Pull out from the material below all lines with "value".

● **Given records**:
========
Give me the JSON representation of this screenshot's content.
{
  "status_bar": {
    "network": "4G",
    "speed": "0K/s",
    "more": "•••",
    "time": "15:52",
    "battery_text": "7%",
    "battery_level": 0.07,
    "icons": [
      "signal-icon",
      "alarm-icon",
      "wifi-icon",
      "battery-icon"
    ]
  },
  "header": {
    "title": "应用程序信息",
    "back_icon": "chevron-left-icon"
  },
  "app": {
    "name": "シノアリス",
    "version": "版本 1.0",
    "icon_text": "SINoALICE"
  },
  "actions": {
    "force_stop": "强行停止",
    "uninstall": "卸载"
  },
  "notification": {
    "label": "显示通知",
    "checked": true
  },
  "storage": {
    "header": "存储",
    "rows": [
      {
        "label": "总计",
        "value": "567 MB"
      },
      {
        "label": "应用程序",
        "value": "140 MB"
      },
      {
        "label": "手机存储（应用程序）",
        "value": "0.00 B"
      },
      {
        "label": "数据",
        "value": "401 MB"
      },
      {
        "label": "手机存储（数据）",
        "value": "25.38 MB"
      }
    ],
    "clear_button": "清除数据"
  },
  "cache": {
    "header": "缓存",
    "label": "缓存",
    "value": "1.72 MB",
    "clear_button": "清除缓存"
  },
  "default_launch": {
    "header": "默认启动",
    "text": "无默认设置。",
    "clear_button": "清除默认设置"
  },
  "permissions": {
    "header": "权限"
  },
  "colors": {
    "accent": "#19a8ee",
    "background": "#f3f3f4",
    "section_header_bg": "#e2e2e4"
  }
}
========
● **Result**:
        "value": "567 MB"
        "value": "140 MB"
        "value": "0.00 B"
        "value": "401 MB"
        "value": "25.38 MB"
    "value": "1.72 MB",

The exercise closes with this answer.